GIVEN INSTRUCTION: Starting at the line that contains "Convert this document image to plain text.", reproduce every line through the end of the entries below, with no pictures in the copy.
____
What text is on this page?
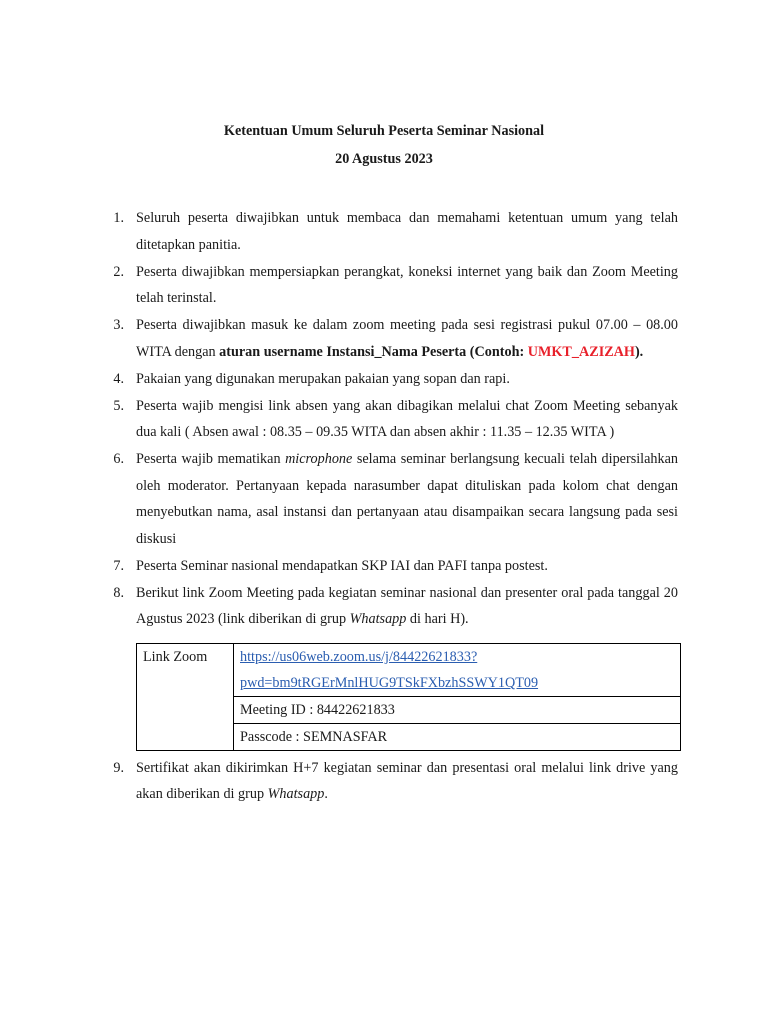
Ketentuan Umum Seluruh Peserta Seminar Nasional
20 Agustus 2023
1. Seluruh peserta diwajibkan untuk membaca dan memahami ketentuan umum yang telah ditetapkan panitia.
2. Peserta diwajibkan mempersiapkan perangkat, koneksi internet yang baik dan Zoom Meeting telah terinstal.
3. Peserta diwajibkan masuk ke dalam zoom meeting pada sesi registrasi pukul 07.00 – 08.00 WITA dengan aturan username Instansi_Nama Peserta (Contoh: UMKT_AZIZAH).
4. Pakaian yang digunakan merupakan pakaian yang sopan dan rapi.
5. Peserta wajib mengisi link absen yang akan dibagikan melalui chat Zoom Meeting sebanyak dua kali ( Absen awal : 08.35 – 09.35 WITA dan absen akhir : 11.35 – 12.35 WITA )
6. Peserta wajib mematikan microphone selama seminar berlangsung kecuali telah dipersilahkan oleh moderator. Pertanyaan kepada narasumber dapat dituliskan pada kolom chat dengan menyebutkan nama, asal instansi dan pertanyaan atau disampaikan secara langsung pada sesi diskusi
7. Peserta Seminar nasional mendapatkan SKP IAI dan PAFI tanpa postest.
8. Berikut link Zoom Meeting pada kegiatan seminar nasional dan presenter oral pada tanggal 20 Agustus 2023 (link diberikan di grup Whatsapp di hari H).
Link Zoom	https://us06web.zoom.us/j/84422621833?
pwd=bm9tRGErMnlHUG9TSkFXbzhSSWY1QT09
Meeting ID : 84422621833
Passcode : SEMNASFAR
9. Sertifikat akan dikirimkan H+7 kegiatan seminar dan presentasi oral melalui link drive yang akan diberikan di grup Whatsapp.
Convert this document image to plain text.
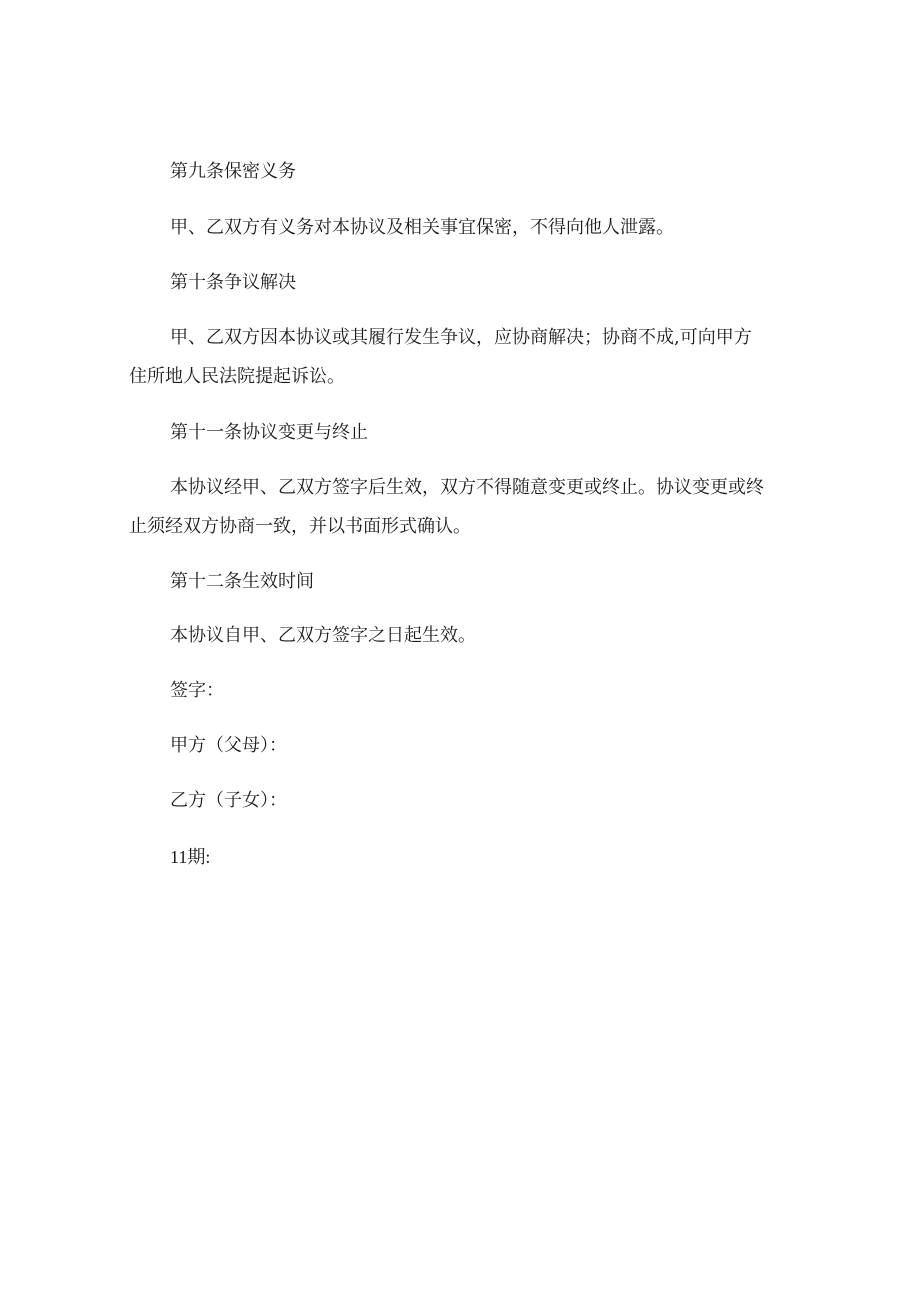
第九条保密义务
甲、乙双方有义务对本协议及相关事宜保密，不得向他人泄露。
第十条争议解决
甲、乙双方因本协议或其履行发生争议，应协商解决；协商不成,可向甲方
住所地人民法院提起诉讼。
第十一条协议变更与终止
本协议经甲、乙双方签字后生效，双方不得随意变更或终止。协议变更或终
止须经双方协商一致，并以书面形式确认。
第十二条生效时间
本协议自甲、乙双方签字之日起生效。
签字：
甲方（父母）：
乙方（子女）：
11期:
____
EXERCISE RESPONSE:
Convert this document image to plain text.
第九条保密义务
甲、乙双方有义务对本协议及相关事宜保密，不得向他人泄露。
第十条争议解决
甲、乙双方因本协议或其履行发生争议，应协商解决；协商不成,可向甲方
住所地人民法院提起诉讼。
第十一条协议变更与终止
本协议经甲、乙双方签字后生效，双方不得随意变更或终止。协议变更或终
止须经双方协商一致，并以书面形式确认。
第十二条生效时间
本协议自甲、乙双方签字之日起生效。
签字：
甲方（父母）：
乙方（子女）：
11期:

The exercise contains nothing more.